## Short exercise
Reproduce the records below exactly as they appear.

________________________

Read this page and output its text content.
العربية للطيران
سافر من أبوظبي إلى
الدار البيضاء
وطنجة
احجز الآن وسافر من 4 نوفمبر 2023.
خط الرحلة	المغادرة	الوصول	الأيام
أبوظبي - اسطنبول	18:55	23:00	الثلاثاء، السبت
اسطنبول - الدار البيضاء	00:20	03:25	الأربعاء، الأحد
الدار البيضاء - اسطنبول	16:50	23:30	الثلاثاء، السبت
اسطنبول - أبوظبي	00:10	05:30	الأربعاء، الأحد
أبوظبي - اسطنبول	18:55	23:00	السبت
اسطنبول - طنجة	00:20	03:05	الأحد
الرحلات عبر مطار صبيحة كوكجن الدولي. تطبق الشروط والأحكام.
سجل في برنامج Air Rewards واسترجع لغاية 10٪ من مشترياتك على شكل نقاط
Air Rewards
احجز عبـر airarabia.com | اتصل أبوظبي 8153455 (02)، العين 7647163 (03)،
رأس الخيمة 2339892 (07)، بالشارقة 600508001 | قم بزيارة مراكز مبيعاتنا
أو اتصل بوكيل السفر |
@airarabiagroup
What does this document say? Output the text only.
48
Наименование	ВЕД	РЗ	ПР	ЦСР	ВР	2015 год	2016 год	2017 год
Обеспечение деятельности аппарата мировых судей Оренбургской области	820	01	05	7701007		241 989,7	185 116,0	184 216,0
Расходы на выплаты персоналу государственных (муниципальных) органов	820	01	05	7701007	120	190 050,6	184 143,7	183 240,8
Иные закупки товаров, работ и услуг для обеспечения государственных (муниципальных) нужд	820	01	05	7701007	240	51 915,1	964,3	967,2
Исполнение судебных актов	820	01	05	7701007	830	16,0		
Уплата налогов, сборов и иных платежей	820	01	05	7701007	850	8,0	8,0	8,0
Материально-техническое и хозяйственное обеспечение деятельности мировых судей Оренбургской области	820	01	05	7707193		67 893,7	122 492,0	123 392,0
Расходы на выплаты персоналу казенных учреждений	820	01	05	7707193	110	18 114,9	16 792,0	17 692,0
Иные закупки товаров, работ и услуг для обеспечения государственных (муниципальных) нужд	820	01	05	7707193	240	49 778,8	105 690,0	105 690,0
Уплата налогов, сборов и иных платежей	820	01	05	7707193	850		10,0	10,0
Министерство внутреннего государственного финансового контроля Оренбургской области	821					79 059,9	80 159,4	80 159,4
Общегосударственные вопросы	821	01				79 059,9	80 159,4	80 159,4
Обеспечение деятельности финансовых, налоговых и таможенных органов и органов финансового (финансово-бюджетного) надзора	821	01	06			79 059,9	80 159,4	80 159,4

________________________

## Answer to this task
Read this page and output its text content.
العربية للطيران
سافر من أبوظبي إلى
الدار البيضاء
وطنجة
احجز الآن وسافر من 4 نوفمبر 2023.
خط الرحلة	المغادرة	الوصول	الأيام
أبوظبي - اسطنبول	18:55	23:00	الثلاثاء، السبت
اسطنبول - الدار البيضاء	00:20	03:25	الأربعاء، الأحد
الدار البيضاء - اسطنبول	16:50	23:30	الثلاثاء، السبت
اسطنبول - أبوظبي	00:10	05:30	الأربعاء، الأحد
أبوظبي - اسطنبول	18:55	23:00	السبت
اسطنبول - طنجة	00:20	03:05	الأحد
الرحلات عبر مطار صبيحة كوكجن الدولي. تطبق الشروط والأحكام.
سجل في برنامج Air Rewards واسترجع لغاية 10٪ من مشترياتك على شكل نقاط
Air Rewards
احجز عبـر airarabia.com | اتصل أبوظبي 8153455 (02)، العين 7647163 (03)،
رأس الخيمة 2339892 (07)، بالشارقة 600508001 | قم بزيارة مراكز مبيعاتنا
أو اتصل بوكيل السفر |
@airarabiagroup
What does this document say? Output the text only.
48
Наименование	ВЕД	РЗ	ПР	ЦСР	ВР	2015 год	2016 год	2017 год
Обеспечение деятельности аппарата мировых судей Оренбургской области	820	01	05	7701007		241 989,7	185 116,0	184 216,0
Расходы на выплаты персоналу государственных (муниципальных) органов	820	01	05	7701007	120	190 050,6	184 143,7	183 240,8
Иные закупки товаров, работ и услуг для обеспечения государственных (муниципальных) нужд	820	01	05	7701007	240	51 915,1	964,3	967,2
Исполнение судебных актов	820	01	05	7701007	830	16,0		
Уплата налогов, сборов и иных платежей	820	01	05	7701007	850	8,0	8,0	8,0
Материально-техническое и хозяйственное обеспечение деятельности мировых судей Оренбургской области	820	01	05	7707193		67 893,7	122 492,0	123 392,0
Расходы на выплаты персоналу казенных учреждений	820	01	05	7707193	110	18 114,9	16 792,0	17 692,0
Иные закупки товаров, работ и услуг для обеспечения государственных (муниципальных) нужд	820	01	05	7707193	240	49 778,8	105 690,0	105 690,0
Уплата налогов, сборов и иных платежей	820	01	05	7707193	850		10,0	10,0
Министерство внутреннего государственного финансового контроля Оренбургской области	821					79 059,9	80 159,4	80 159,4
Общегосударственные вопросы	821	01				79 059,9	80 159,4	80 159,4
Обеспечение деятельности финансовых, налоговых и таможенных органов и органов финансового (финансово-бюджетного) надзора	821	01	06			79 059,9	80 159,4	80 159,4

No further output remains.